--- Given data Enclosed Below ---

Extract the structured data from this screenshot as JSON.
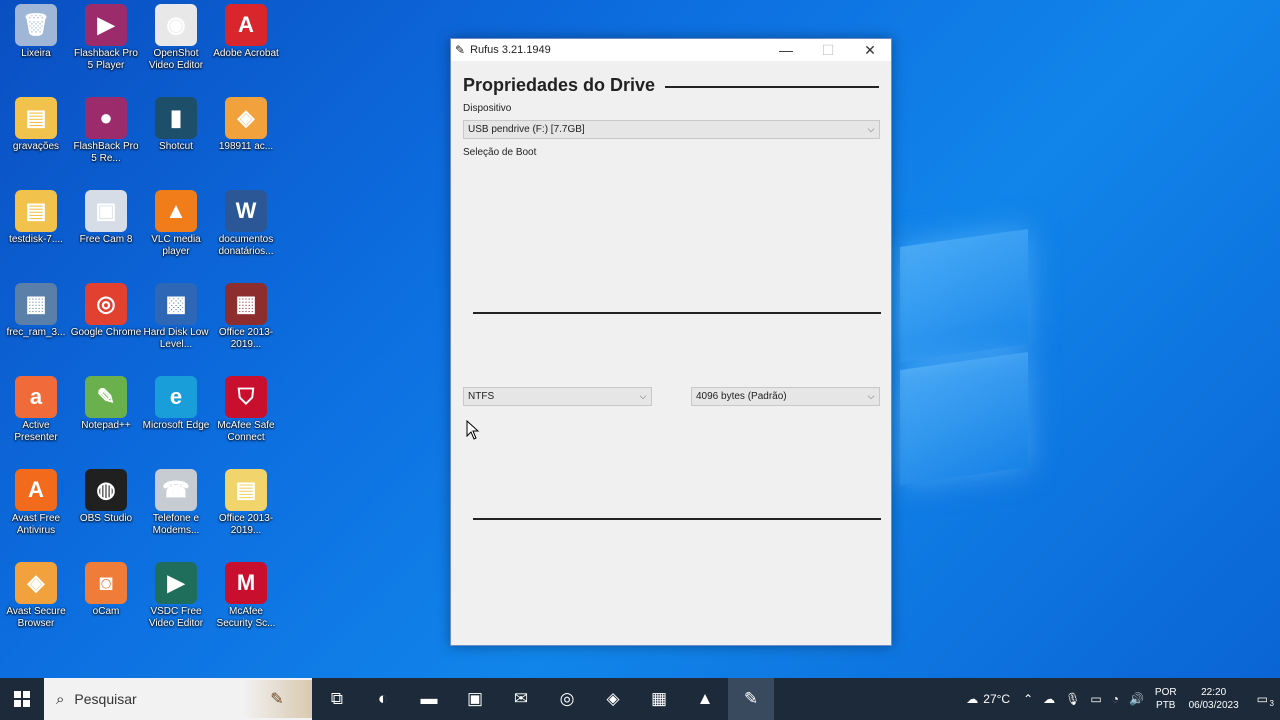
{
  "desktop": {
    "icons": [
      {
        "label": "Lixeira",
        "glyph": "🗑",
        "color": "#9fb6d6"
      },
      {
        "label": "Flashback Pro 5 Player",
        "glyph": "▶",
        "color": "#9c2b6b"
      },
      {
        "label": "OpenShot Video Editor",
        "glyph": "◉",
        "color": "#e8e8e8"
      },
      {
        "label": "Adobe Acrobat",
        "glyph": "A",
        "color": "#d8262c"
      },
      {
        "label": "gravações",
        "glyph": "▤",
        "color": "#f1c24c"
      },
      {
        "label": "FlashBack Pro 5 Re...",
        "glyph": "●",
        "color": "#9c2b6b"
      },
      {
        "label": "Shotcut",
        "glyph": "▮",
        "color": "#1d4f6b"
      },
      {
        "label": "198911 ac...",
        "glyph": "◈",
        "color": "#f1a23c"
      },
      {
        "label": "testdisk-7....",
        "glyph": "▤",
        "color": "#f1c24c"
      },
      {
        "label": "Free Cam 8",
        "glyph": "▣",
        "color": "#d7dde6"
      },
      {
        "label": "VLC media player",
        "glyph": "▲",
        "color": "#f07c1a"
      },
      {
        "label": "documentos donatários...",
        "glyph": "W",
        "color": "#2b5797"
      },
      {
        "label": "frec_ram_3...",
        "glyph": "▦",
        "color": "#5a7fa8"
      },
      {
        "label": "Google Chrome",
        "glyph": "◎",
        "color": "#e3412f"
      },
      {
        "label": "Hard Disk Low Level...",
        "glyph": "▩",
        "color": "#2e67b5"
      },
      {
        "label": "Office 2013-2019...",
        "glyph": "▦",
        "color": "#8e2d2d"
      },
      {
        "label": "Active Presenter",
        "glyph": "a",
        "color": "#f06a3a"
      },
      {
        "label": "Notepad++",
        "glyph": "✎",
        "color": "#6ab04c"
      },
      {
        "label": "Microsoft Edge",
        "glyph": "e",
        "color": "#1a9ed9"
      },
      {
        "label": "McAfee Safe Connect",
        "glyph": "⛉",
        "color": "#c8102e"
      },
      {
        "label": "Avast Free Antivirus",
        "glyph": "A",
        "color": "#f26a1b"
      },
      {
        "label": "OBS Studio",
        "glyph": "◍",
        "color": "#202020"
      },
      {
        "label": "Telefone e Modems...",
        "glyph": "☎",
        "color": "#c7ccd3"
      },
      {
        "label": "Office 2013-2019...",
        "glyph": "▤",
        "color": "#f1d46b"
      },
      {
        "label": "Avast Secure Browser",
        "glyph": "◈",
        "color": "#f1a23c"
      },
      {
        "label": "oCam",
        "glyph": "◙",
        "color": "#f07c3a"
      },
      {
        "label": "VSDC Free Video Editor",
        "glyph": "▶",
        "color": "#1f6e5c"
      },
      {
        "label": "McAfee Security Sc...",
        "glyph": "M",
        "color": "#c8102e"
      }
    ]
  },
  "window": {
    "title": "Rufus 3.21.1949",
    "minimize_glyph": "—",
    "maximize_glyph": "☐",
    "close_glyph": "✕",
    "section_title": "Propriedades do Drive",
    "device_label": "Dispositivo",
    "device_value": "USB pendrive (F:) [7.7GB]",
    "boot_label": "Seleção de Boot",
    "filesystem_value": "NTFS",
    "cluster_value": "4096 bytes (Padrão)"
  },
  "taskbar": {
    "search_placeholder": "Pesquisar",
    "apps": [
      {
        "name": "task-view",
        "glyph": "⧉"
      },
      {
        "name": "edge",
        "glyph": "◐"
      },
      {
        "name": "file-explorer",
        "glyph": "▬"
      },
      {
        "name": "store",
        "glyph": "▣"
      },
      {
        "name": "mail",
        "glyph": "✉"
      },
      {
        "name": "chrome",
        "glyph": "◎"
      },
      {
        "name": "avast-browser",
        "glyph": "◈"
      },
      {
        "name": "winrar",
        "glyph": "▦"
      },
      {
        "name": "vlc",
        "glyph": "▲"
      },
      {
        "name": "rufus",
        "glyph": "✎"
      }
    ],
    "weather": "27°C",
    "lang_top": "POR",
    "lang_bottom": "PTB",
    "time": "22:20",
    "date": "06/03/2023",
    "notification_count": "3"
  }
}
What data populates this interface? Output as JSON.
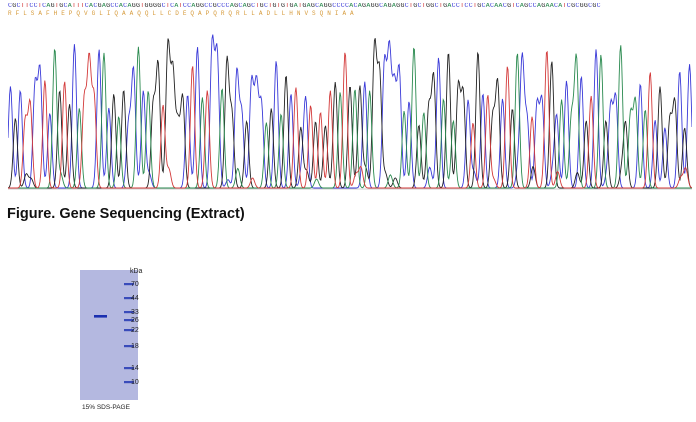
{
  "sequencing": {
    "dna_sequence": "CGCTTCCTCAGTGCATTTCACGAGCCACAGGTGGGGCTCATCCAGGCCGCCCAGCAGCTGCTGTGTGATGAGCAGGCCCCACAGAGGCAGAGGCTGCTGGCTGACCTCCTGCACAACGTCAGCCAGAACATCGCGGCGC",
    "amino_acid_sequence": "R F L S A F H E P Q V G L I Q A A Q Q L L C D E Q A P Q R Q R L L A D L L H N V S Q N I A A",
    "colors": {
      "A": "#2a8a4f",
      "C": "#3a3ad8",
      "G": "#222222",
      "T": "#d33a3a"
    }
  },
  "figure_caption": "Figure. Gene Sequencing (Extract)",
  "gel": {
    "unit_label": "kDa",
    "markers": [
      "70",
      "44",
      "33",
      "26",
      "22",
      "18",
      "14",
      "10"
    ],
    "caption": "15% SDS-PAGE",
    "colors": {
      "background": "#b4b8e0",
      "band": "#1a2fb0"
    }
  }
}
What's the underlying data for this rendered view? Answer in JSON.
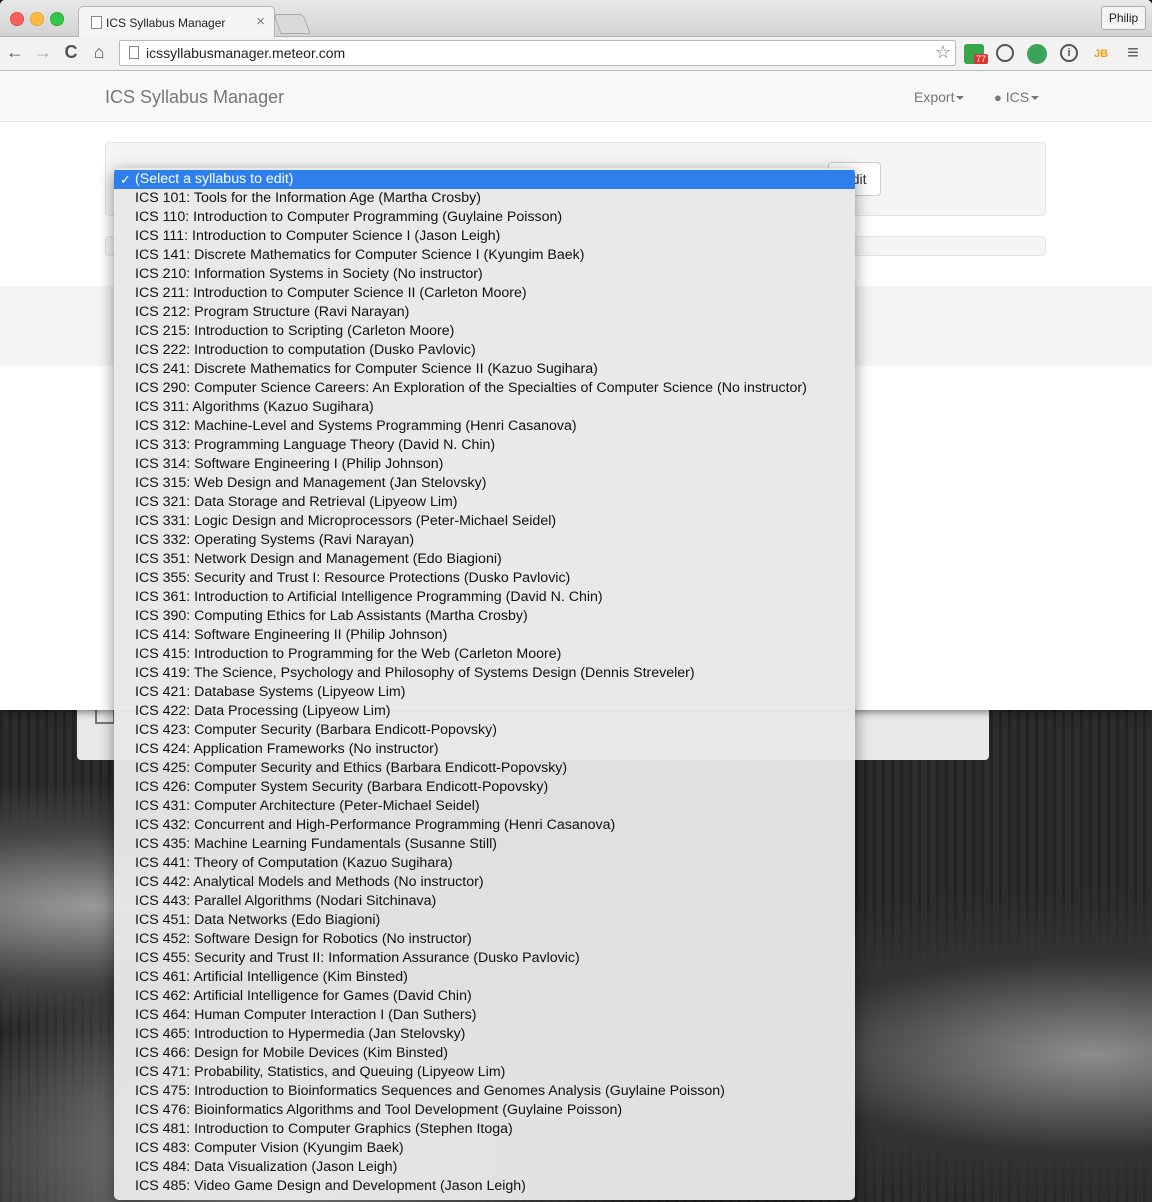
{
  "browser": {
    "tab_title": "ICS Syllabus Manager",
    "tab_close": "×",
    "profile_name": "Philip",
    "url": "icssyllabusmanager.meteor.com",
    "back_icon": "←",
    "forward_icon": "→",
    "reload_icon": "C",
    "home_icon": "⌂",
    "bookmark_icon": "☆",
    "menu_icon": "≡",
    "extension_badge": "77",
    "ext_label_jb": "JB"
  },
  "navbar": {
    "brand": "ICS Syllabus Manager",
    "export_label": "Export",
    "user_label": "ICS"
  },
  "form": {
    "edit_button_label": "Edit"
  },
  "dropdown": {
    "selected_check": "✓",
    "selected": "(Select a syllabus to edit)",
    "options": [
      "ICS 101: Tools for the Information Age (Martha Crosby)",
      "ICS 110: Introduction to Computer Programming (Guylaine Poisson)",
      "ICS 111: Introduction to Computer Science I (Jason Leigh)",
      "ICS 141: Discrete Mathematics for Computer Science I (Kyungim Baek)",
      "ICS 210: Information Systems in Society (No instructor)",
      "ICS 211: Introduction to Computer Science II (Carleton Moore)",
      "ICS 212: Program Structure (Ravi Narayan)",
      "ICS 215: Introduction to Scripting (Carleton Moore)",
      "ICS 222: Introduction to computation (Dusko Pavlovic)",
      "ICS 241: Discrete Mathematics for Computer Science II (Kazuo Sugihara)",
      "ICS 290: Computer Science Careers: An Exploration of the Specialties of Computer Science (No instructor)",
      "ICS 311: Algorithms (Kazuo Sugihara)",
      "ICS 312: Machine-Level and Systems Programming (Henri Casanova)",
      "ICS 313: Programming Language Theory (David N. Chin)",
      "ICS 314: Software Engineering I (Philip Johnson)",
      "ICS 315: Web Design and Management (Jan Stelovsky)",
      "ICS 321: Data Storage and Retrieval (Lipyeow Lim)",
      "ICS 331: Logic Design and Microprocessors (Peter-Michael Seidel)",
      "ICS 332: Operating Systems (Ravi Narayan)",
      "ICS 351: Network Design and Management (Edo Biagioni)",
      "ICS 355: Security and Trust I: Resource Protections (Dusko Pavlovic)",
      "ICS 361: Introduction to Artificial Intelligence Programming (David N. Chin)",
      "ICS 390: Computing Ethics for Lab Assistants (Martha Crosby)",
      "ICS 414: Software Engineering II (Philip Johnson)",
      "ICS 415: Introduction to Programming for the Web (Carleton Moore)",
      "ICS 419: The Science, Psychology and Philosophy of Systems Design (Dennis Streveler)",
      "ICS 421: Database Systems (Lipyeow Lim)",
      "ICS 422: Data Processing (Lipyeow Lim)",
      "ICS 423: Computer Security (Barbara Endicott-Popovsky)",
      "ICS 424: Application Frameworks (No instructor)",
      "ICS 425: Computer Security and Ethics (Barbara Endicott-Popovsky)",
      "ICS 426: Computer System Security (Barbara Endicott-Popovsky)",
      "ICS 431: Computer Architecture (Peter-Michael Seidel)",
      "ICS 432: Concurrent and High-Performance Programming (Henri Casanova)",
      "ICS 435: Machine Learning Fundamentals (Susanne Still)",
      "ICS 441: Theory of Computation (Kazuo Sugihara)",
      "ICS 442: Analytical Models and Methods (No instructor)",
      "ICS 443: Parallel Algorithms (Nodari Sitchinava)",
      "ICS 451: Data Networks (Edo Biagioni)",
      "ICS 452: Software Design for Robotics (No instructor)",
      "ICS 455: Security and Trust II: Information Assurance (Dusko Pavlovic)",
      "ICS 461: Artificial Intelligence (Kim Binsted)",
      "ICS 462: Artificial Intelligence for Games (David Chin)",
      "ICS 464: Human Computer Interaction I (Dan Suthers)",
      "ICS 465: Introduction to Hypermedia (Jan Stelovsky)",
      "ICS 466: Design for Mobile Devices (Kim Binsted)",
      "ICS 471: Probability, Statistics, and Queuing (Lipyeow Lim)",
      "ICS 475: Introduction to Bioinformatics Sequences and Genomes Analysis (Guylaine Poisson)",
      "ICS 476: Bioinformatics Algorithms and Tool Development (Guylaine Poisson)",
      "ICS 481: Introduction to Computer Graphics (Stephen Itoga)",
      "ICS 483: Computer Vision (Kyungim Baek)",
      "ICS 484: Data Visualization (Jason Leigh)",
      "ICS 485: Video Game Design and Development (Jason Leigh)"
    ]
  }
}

--- End of Enclosed Given data ---

• [Work to complete]:
From the entries above, copy out every line where the string "Barbara" appears.

• [Problem solution]:
      "ICS 423: Computer Security (Barbara Endicott-Popovsky)",
      "ICS 425: Computer Security and Ethics (Barbara Endicott-Popovsky)",
      "ICS 426: Computer System Security (Barbara Endicott-Popovsky)",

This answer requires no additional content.